Source:
** BEGIN **

They practically ran the administration. They don’t need your help.”
“Take this H-1B visa issue. They really need these H-1B visas.”
Murdoch
 suggested that taking a liberal approach to H-1B visas, which open 
America’s doors to select immigrants, might be hard to square with his 
promises to build a wall and close the borders. But Trump seemed 
unconcerned, assuring Murdoch, “We’ll figure it out.”
“What a fucking idiot,” said Murdoch, shrugging, as he got off the phone.
Steve Bannon,
 suddenly among the world’s most powerful men, was running late. It was 
the evening of January 3, 2017 — a little more than two weeks before 
Trump’s inauguration — and Bannon had promised to come to a small dinner
 arranged by mutual friends in a Greenwich Village townhouse to see 
Roger Ailes.
Snow
 was threatening, and for a while the dinner appeared doubtful. But the 
76-year-old Ailes, who was as dumbfounded by his old friend Donald 
Trump’s victory as everyone else, understood that he was passing the 
right-wing torch to Bannon. Ailes’s Fox News, with its $1.5 billion in 
annual profits, had dominated Republican politics for two decades. Now 
Bannon’s Breitbart News, with its mere $1.5 million in annual profits, 
was claiming that role. For 30 years, Ailes — until recently the single 
most powerful person in conservative politics — had humored and 
tolerated Trump, but in the end Bannon and Breitbart had elected him.

** END **

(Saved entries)

** BEGIN **

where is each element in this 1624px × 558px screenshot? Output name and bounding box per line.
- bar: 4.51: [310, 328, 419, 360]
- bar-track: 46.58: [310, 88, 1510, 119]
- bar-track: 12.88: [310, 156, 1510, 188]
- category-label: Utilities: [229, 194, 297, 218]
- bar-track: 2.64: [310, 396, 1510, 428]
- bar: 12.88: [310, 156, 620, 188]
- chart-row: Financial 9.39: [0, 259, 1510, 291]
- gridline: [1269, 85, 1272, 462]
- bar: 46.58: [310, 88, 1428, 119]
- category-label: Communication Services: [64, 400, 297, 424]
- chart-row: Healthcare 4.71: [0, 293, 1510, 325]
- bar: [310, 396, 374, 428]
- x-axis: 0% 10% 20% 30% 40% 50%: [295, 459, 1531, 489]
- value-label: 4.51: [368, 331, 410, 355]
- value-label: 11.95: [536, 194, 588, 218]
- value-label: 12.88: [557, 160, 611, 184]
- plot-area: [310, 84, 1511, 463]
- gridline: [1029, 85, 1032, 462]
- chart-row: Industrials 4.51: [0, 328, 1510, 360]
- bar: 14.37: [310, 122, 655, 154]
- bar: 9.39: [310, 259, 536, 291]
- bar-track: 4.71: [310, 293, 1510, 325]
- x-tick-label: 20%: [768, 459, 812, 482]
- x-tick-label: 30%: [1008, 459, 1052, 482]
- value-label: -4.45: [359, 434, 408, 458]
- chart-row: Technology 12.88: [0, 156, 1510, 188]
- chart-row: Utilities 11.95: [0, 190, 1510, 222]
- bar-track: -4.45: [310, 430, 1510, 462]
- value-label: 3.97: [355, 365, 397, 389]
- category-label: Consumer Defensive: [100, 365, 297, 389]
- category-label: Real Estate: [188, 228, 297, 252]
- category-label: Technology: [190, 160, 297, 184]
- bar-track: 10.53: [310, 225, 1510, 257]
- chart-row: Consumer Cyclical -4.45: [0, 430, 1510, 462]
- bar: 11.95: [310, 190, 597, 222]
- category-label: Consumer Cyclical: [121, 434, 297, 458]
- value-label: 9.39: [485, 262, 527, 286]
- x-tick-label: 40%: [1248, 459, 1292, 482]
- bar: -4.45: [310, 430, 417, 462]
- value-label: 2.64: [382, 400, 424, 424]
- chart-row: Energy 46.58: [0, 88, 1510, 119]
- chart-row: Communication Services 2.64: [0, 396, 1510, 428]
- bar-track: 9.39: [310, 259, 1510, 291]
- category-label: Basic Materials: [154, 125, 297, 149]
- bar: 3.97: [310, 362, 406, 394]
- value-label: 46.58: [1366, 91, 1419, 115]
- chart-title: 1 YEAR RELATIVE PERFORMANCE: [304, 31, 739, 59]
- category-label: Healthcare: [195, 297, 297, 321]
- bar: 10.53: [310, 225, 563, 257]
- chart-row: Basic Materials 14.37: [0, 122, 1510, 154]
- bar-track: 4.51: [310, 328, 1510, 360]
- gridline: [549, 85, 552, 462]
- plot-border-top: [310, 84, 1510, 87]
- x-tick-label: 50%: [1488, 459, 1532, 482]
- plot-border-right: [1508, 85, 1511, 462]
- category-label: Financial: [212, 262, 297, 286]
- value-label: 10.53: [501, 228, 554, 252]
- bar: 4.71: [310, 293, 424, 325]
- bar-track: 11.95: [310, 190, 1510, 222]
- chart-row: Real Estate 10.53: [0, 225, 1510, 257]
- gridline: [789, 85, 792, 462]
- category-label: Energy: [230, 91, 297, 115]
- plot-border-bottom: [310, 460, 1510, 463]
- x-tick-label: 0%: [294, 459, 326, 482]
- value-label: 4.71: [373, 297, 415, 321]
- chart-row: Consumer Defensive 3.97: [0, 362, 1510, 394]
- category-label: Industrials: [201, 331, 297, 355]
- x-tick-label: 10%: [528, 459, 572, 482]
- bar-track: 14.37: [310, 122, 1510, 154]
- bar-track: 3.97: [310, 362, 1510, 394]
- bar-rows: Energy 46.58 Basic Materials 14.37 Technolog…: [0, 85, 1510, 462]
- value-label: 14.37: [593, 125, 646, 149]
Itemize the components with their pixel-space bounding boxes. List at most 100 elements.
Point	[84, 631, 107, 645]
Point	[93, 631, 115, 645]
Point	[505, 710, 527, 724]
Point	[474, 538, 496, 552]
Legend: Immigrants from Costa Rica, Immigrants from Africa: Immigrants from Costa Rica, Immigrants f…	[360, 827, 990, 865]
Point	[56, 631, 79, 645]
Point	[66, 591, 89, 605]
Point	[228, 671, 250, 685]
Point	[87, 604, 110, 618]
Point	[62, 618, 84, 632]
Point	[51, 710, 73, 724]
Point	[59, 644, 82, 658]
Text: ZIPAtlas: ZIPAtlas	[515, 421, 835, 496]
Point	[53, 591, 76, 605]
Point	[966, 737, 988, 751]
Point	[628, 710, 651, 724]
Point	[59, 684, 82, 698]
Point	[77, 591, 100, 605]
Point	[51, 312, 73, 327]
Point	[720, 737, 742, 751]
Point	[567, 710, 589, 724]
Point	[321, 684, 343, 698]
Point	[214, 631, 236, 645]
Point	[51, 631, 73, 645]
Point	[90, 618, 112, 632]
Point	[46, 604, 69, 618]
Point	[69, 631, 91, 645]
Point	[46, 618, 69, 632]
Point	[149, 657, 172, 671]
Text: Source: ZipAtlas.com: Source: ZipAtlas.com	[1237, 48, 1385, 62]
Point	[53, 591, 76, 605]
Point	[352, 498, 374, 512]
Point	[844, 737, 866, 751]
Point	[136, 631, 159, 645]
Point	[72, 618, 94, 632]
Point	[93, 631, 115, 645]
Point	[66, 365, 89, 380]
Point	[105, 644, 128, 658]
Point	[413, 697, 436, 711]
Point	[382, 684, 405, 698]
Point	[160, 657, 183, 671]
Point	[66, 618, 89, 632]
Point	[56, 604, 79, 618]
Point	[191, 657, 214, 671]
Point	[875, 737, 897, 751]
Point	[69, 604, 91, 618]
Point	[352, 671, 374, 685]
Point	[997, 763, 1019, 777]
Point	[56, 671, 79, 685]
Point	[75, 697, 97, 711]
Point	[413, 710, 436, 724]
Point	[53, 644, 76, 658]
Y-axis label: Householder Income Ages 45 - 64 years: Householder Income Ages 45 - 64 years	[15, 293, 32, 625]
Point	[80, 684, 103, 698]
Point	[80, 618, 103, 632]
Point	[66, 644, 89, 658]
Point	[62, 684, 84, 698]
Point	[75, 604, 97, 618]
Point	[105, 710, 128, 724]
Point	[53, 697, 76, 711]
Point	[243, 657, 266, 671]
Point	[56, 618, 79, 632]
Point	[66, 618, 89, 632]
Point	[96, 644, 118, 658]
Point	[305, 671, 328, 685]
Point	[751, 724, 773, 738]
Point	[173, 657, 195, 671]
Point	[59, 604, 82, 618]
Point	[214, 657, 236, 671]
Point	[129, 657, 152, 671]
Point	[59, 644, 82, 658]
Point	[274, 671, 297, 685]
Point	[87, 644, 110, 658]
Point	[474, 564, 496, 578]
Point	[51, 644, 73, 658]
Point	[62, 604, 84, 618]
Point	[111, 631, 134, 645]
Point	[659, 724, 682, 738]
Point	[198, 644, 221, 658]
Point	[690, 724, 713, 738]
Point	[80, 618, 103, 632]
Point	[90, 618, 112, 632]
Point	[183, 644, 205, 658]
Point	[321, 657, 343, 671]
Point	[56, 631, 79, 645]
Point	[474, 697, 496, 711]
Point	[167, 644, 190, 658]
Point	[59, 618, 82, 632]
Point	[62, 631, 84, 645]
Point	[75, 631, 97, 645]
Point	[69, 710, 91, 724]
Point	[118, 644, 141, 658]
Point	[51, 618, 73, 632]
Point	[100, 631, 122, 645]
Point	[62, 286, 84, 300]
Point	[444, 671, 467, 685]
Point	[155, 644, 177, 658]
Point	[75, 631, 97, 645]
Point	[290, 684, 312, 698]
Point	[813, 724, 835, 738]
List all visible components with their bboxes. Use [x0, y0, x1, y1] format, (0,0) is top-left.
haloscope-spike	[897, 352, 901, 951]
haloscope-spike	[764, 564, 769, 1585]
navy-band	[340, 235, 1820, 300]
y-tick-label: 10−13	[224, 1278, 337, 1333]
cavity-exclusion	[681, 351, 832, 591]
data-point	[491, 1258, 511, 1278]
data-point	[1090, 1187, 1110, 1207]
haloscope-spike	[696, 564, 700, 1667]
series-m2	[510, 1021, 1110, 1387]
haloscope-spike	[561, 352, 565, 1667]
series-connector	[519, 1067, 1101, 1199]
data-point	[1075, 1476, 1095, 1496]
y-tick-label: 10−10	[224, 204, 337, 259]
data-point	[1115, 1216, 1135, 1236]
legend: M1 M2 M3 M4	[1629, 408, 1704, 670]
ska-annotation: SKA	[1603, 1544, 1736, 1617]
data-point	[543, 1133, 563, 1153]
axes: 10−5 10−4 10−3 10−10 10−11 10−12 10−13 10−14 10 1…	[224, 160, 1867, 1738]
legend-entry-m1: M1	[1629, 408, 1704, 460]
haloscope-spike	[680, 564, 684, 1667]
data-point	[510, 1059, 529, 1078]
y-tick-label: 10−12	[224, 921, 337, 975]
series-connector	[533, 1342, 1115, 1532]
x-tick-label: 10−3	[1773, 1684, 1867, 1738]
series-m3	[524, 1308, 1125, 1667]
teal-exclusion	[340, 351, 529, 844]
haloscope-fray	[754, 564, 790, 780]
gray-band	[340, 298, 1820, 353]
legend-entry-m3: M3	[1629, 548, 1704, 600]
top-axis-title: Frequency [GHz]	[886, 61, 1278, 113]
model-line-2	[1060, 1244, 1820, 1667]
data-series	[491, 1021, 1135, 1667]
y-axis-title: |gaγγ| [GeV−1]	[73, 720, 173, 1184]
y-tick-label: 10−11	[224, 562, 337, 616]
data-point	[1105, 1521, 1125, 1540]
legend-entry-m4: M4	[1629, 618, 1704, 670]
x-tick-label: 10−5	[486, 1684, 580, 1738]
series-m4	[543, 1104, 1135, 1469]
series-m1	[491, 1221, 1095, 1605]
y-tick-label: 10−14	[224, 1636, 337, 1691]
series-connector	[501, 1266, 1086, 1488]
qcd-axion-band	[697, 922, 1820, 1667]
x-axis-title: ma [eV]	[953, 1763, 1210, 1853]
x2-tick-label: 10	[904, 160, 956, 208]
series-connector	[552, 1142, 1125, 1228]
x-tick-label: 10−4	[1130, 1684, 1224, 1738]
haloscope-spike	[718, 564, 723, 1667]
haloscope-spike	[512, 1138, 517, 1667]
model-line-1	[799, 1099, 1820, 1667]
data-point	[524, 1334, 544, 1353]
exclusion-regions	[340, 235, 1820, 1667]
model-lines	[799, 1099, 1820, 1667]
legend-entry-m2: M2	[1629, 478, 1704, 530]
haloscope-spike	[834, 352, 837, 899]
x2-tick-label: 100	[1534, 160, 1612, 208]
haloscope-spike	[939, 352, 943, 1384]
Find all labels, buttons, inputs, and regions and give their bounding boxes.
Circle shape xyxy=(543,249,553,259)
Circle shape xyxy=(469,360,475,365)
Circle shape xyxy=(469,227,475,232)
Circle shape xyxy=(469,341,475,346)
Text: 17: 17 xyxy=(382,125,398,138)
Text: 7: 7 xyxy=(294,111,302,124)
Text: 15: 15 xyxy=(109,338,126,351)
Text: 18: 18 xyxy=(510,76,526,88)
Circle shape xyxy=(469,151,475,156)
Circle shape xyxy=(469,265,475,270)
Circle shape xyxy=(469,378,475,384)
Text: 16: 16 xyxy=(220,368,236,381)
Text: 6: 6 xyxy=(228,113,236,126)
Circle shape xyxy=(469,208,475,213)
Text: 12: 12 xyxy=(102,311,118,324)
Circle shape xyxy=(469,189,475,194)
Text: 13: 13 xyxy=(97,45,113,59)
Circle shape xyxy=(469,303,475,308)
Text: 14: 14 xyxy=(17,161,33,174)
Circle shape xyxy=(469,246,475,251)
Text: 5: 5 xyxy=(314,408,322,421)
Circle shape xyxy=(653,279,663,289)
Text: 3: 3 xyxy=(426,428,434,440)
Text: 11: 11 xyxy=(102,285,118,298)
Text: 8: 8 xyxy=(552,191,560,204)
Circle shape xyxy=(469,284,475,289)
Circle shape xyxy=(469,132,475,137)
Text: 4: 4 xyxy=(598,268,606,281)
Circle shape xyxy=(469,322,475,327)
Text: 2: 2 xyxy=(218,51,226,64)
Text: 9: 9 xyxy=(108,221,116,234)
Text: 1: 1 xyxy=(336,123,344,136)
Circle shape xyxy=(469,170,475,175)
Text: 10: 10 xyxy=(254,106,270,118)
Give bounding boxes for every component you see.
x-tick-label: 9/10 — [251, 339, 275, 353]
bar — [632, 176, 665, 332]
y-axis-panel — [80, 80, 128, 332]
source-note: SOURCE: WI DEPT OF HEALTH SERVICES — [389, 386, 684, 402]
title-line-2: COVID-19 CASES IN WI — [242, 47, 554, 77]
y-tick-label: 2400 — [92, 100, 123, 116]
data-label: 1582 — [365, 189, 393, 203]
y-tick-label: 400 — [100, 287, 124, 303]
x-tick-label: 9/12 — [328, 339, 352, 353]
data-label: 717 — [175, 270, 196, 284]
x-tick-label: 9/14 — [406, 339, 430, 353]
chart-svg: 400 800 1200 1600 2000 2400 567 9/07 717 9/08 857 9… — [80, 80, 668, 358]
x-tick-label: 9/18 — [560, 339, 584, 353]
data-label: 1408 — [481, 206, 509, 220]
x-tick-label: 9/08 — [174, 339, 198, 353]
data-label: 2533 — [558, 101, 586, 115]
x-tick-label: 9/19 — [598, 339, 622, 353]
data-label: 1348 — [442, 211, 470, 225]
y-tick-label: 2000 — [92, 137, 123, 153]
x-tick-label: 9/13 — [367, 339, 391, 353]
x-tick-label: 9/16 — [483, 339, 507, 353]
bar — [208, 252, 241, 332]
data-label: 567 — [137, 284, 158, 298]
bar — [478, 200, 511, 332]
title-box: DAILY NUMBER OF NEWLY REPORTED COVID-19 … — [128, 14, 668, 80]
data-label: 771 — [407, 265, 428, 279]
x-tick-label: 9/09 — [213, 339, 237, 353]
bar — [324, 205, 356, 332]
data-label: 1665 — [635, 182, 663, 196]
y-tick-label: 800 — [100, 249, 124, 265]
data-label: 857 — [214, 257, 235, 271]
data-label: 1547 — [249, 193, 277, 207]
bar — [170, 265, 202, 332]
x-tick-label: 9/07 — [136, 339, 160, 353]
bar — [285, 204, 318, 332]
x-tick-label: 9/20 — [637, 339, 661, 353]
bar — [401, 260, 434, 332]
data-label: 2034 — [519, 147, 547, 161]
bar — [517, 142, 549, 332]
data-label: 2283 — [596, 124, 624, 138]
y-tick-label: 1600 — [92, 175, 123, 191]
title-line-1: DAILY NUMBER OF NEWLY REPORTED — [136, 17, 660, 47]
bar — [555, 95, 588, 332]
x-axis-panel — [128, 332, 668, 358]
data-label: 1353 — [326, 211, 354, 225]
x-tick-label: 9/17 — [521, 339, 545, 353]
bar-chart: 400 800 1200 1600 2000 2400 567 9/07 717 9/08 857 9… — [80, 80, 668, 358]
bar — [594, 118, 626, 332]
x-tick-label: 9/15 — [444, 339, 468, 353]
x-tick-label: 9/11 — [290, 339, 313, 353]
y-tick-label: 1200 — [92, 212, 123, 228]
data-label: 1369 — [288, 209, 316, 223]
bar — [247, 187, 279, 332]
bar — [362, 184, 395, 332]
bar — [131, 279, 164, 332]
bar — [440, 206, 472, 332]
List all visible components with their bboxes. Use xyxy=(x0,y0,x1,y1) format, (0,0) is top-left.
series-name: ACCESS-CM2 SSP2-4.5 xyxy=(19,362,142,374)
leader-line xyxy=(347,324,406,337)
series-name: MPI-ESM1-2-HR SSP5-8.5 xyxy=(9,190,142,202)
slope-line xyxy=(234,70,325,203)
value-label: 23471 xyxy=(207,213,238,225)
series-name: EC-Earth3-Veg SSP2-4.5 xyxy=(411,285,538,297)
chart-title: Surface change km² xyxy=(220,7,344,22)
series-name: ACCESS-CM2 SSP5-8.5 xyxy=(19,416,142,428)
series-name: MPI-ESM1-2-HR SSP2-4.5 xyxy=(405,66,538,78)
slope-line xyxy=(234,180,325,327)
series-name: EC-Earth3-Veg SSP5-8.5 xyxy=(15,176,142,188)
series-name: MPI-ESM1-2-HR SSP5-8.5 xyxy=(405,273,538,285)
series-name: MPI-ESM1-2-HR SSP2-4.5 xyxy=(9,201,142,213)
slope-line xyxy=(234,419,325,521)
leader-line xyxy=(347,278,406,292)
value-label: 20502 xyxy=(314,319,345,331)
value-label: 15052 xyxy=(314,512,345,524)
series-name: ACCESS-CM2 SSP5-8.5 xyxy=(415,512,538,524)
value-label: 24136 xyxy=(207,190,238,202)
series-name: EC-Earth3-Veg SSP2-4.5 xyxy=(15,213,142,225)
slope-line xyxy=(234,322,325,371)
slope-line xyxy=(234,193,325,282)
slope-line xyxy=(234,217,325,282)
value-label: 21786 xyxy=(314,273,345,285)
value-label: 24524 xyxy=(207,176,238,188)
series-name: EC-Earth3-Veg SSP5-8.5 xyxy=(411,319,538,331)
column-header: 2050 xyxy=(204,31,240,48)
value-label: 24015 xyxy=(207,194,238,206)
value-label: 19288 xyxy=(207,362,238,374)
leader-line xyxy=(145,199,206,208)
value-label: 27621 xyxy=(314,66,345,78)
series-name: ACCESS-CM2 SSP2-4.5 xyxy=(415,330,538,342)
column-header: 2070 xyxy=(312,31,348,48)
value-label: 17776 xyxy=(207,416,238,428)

** END **

What the exercise asks: How might the passage about Bannon, Ailes and Trump go on after its final sentence? Write the next few paragraphs.

The reply:
At
 9:30, having extricated himself from Trump Tower, Bannon finally 
arrived at the dinner, three hours late. Wearing a disheveled blazer, 
his signature pairing of two shirts, and military fatigues, the 
unshaven, overweight 63-year-old immediately dived into an urgent 
download of information about the world he was about to take over.
“We’re
 going to flood the zone so we have every Cabinet member for the next 
seven days through their confirmation hearings,” he said of the 
business-and-military, 1950s-type Cabinet choices. “Tillerson is two 
days, Sessions is two days, Mattis is two days …”
        
          
Bannon veered from James “Mad Dog” Mattis
 — the retired four-star general whom Trump had nominated as secretary 
of Defense — to the looming appointment of Michael Flynn as 
national-security adviser. “He’s fine. He’s not Jim Mattis and he’s not 
John Kelly … but he’s fine. He just needs the right staff around him.” 
Still, Bannon averred: “When you take out all the Never Trump guys who 
signed all those letters and all the neocons who got us in all these 
wars … it’s not a deep bench.” Bannon said he’d tried to push John 
Bolton, the famously hawkish diplomat, for the job as national-security 
adviser. Bolton was an Ailes favorite, too.
“He’s
 a bomb thrower,” said Ailes. “And a strange little fucker. But you need
 him. Who else is good on Israel? Flynn is a little nutty on Iran. 
Tillerson just knows oil.”
“Bolton’s mustache is a problem,” snorted Bannon. “Trump doesn’t think he looks the part. You know Bolton is an acquired taste.”
“Well, he got in trouble because he got in a fight in a hotel one night and chased some woman.”
“If I told Trump that,” Bannon said slyly, “he might have the job.”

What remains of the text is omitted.